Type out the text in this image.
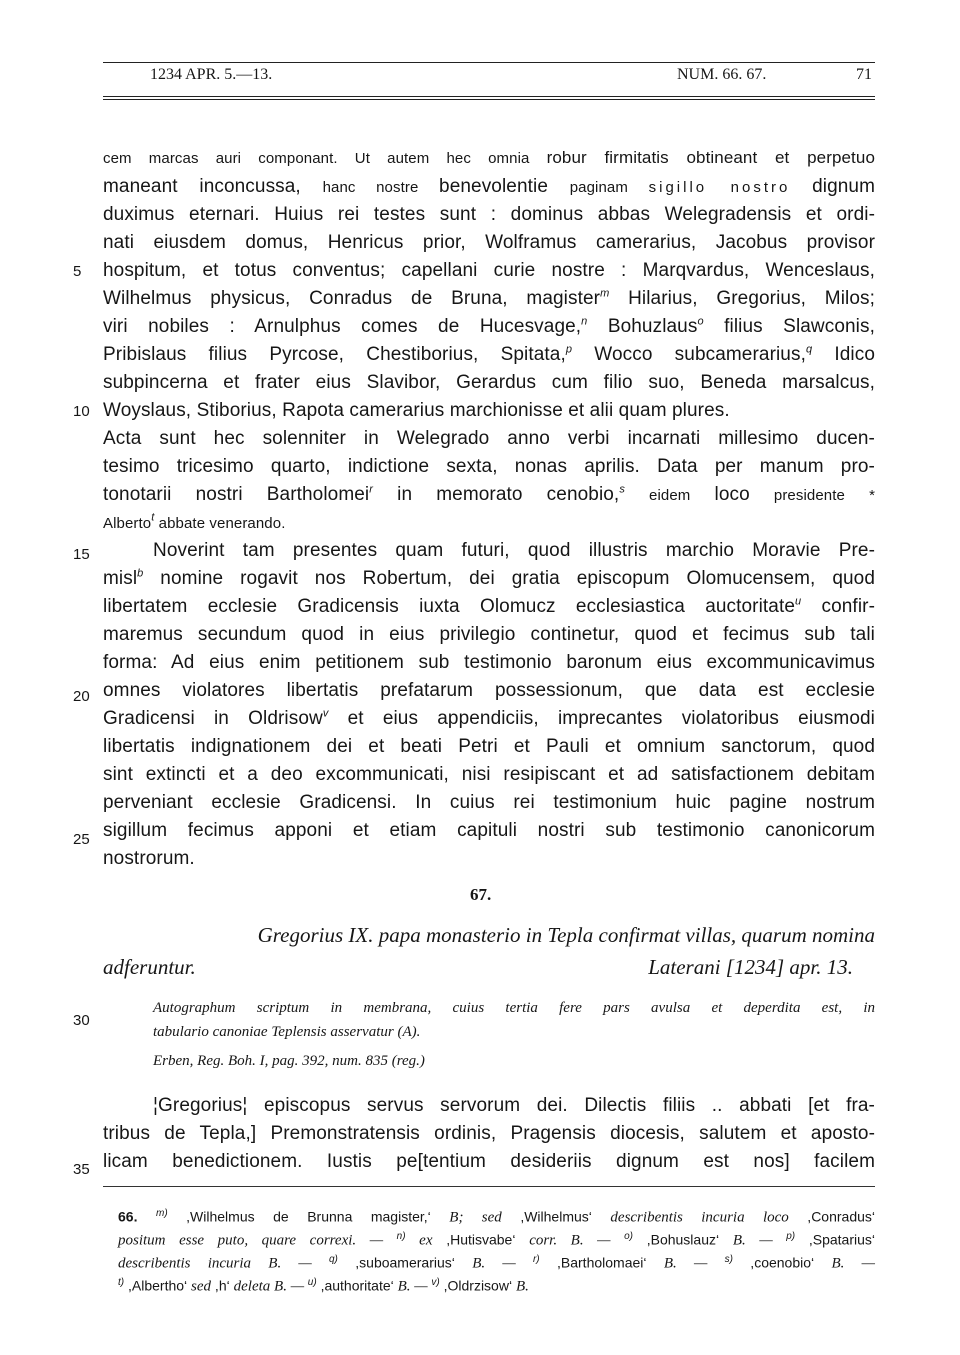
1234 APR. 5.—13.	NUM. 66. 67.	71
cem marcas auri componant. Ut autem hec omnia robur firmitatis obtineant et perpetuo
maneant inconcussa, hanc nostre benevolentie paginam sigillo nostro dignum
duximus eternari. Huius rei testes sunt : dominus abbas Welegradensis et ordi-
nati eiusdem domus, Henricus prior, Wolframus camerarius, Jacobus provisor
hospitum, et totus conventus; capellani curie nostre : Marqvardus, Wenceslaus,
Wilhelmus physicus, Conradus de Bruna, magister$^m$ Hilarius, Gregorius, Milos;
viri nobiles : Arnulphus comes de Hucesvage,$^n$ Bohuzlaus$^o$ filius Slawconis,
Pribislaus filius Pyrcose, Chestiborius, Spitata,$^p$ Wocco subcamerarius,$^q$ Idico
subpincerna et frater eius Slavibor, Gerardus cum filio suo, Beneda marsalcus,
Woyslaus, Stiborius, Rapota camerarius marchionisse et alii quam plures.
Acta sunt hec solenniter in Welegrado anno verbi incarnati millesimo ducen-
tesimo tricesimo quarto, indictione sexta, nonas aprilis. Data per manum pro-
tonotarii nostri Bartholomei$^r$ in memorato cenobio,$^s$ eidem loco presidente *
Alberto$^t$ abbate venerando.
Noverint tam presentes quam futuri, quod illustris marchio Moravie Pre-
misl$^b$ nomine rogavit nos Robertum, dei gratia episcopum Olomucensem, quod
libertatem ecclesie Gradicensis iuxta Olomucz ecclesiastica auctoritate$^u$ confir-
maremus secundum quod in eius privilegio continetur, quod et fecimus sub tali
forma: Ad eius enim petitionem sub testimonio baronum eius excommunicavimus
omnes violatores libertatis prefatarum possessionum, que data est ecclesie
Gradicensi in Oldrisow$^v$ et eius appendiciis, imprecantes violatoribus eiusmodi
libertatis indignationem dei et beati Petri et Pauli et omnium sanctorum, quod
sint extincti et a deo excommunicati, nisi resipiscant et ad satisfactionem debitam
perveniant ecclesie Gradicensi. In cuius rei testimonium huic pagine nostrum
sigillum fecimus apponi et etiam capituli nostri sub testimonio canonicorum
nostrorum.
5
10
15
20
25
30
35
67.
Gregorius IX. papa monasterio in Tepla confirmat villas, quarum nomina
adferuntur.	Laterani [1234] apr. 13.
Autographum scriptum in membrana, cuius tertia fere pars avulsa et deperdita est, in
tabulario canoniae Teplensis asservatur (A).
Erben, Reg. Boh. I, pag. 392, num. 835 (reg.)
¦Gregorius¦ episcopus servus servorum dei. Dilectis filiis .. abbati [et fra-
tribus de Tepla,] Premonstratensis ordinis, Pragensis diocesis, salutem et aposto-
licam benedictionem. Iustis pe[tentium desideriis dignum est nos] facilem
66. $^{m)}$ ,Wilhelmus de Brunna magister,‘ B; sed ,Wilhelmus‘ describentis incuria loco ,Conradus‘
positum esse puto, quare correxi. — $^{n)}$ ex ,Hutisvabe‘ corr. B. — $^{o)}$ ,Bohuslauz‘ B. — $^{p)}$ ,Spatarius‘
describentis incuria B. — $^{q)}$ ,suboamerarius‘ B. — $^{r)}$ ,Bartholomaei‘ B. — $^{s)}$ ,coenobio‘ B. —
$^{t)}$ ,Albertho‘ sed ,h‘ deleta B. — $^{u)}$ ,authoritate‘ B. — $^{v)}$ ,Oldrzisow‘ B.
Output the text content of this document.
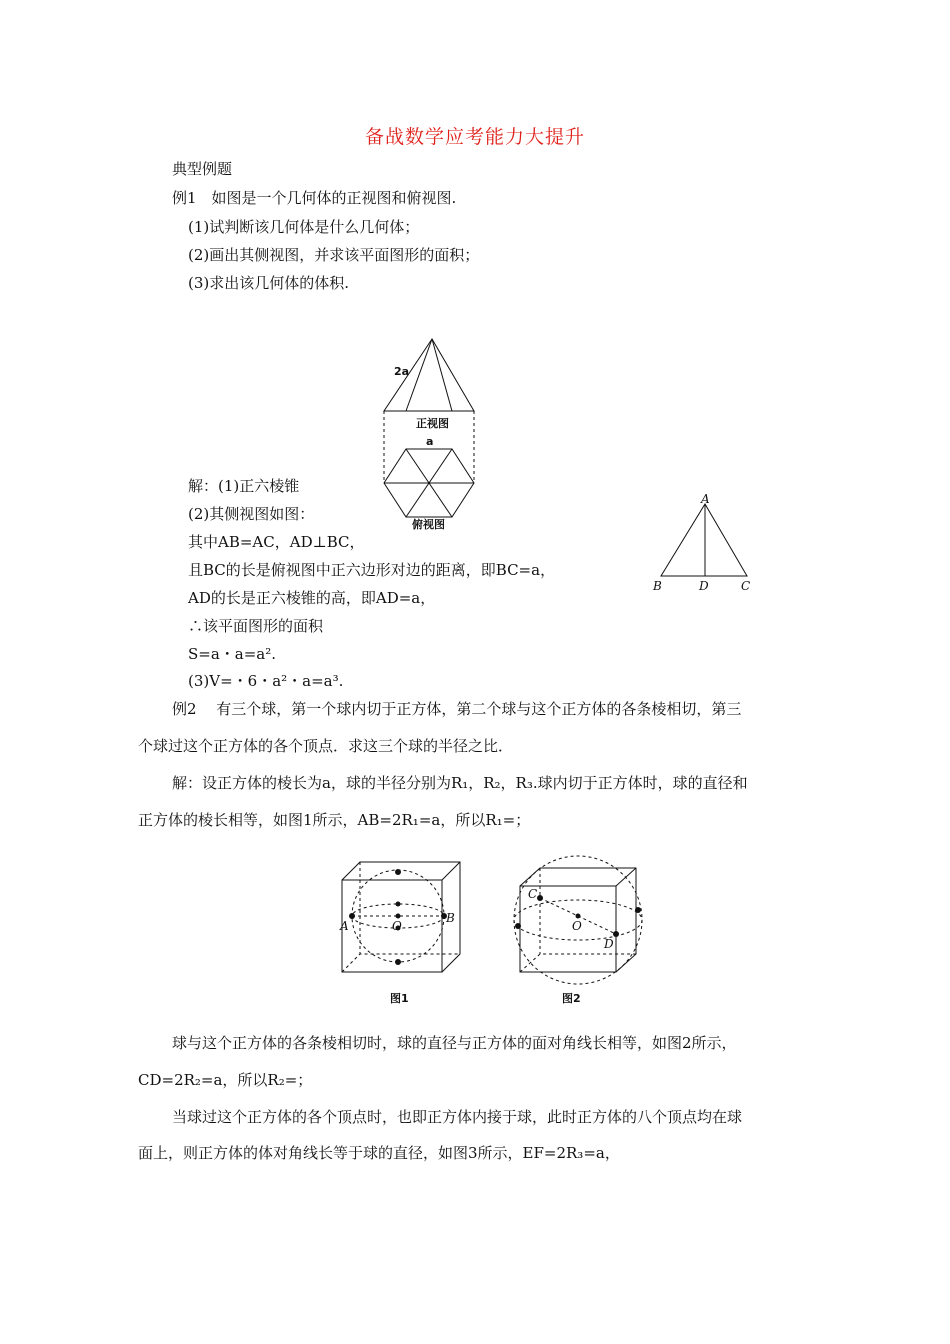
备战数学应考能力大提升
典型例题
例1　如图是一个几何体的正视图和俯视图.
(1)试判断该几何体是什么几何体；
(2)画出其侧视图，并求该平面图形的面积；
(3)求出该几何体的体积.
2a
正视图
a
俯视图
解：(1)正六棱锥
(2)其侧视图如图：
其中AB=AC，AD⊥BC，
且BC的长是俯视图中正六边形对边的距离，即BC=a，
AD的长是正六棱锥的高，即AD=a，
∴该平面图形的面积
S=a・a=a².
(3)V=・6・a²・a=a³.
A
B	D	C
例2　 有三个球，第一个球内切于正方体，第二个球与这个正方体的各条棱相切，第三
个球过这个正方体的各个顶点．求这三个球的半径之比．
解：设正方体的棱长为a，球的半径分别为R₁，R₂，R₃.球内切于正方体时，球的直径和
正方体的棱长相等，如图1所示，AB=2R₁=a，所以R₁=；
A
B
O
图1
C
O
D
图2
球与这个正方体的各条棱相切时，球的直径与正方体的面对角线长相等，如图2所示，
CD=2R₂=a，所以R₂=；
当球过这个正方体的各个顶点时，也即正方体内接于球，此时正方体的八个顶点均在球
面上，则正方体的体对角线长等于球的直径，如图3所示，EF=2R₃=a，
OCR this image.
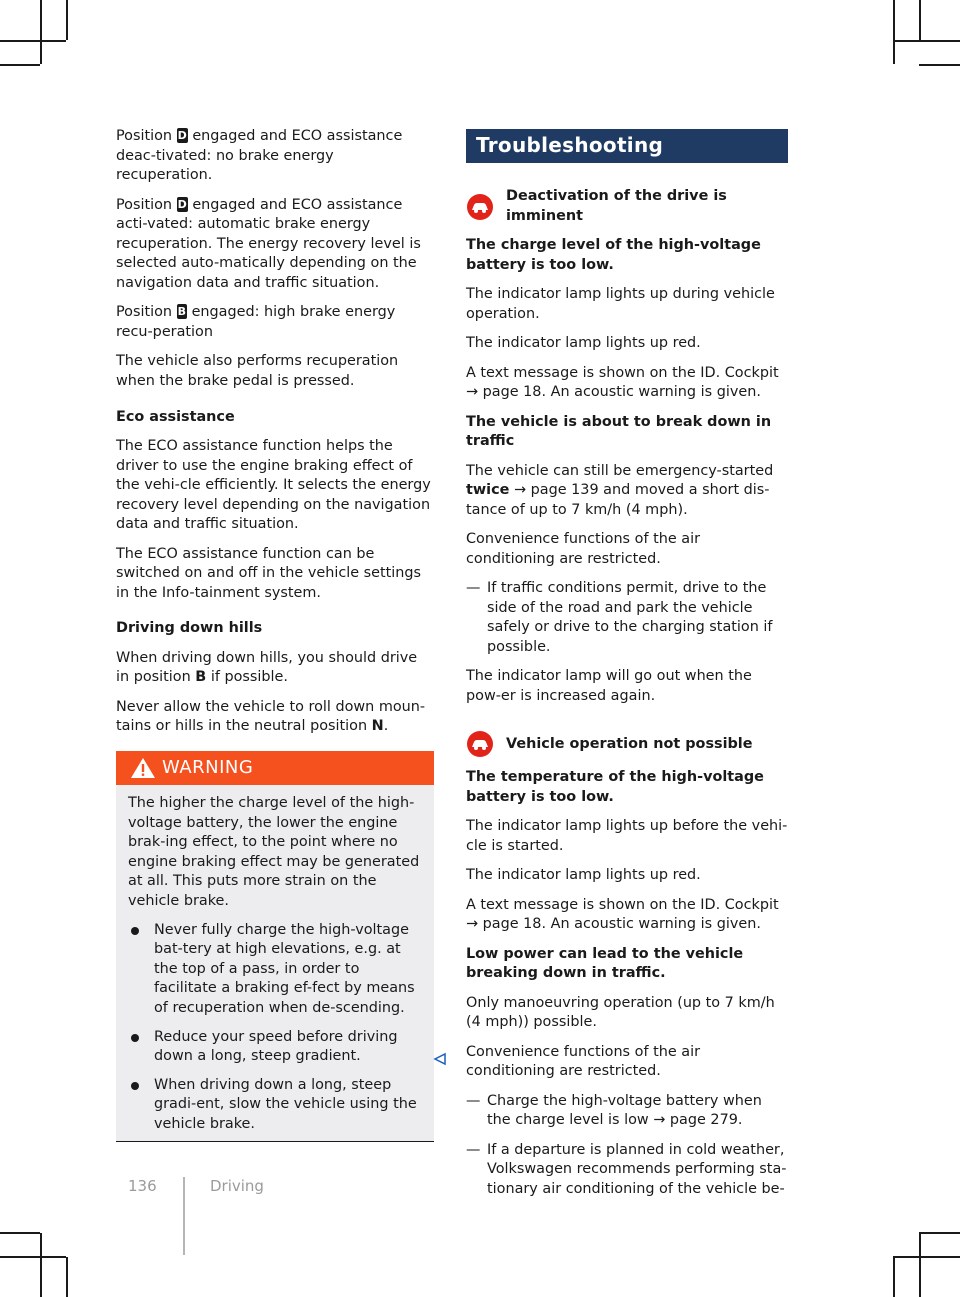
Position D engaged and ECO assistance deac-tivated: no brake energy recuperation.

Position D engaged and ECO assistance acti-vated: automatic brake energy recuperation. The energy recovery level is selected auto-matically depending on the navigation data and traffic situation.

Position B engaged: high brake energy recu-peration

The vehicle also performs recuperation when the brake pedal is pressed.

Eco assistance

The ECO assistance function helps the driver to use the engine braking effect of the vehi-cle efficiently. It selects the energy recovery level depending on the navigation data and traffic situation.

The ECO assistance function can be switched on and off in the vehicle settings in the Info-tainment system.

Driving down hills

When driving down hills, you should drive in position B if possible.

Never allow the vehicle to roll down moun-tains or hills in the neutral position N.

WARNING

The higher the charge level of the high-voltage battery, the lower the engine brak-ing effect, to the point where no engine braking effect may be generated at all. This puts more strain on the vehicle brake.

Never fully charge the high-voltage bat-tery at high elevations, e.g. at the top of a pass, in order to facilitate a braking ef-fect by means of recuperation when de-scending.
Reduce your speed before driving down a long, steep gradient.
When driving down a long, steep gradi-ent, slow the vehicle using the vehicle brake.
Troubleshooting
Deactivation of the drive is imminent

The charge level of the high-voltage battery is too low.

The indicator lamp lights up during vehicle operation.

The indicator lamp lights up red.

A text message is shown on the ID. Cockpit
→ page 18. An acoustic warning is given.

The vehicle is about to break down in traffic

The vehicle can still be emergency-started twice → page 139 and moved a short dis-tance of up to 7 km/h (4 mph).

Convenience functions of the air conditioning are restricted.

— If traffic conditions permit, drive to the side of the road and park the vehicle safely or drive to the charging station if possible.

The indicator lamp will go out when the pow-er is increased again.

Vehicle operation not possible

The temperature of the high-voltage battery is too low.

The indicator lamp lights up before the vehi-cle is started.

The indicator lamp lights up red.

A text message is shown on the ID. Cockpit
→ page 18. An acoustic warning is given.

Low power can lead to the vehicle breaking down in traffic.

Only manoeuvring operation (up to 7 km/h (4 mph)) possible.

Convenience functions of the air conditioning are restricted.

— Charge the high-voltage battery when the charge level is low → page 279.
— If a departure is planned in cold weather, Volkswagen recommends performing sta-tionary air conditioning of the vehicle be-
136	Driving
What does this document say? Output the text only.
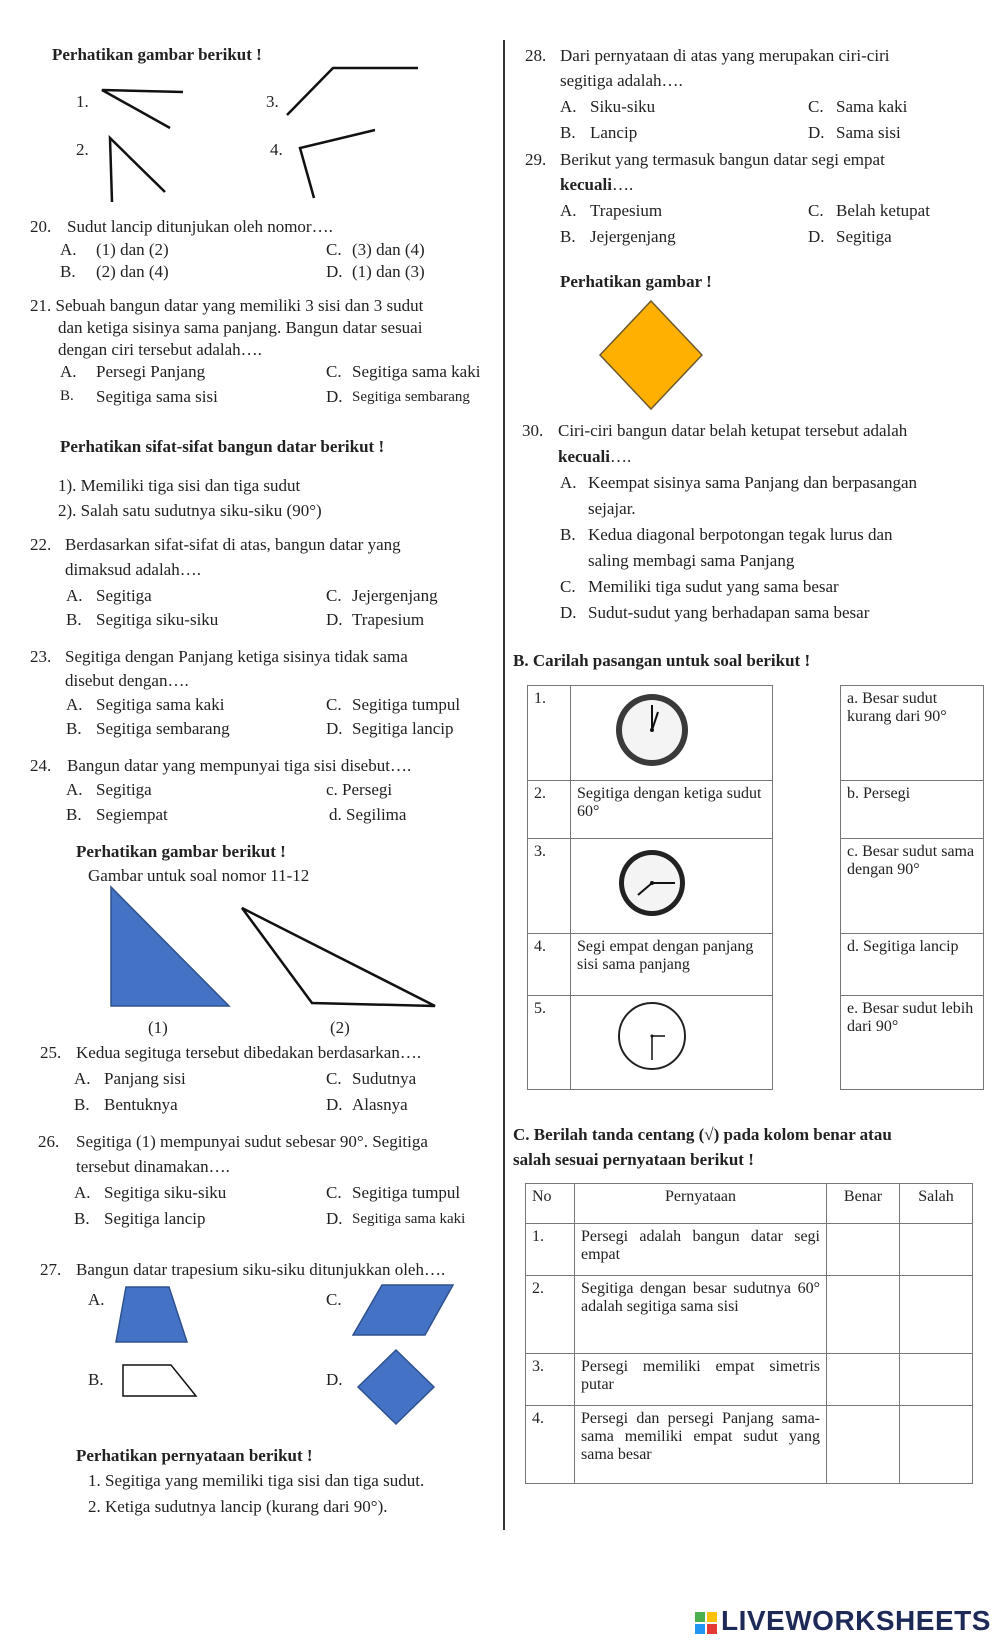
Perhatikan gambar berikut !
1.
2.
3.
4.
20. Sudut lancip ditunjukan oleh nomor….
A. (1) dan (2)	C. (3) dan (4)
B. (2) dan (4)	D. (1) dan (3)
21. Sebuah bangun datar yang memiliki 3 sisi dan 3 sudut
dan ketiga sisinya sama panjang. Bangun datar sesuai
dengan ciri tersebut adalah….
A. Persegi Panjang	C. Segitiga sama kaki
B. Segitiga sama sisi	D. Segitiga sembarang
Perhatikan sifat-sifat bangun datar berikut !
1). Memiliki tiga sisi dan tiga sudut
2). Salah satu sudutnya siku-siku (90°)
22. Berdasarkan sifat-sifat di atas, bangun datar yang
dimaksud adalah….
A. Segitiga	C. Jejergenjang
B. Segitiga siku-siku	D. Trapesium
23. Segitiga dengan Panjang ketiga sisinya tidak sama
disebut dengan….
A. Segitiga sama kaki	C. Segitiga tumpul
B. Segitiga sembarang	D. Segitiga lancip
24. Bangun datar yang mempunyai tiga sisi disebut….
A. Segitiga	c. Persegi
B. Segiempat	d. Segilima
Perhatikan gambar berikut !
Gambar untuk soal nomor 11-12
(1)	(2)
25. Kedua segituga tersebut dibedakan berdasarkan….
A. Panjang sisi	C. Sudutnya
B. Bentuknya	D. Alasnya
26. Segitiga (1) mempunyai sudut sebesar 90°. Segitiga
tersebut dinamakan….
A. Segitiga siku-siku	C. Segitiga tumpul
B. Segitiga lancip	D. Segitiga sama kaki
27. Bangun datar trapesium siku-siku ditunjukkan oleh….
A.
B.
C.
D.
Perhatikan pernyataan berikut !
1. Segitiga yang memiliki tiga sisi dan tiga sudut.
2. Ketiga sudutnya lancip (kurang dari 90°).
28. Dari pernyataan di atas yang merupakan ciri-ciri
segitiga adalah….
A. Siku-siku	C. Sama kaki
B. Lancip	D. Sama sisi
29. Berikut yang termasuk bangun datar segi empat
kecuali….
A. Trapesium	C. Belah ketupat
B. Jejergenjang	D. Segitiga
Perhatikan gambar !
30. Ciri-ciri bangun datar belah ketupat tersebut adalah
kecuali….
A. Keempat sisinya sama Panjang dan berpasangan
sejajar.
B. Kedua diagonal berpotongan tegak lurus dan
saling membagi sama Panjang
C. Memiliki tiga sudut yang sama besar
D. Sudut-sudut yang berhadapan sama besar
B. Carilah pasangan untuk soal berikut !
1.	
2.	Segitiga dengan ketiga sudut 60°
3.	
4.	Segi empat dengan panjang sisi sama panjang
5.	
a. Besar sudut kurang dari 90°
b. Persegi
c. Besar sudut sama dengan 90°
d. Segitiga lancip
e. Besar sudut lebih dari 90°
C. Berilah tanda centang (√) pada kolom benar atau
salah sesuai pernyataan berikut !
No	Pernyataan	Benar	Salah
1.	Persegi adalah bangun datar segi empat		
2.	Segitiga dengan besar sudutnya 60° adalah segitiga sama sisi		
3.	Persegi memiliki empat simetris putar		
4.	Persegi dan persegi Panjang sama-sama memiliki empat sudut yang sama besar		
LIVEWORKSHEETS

- [Written problem]:
Copy every line above that holds the word "Perhatikan".

- [Right answer]:
Perhatikan gambar berikut !
Perhatikan sifat-sifat bangun datar berikut !
Perhatikan gambar berikut !
Perhatikan pernyataan berikut !
Perhatikan gambar !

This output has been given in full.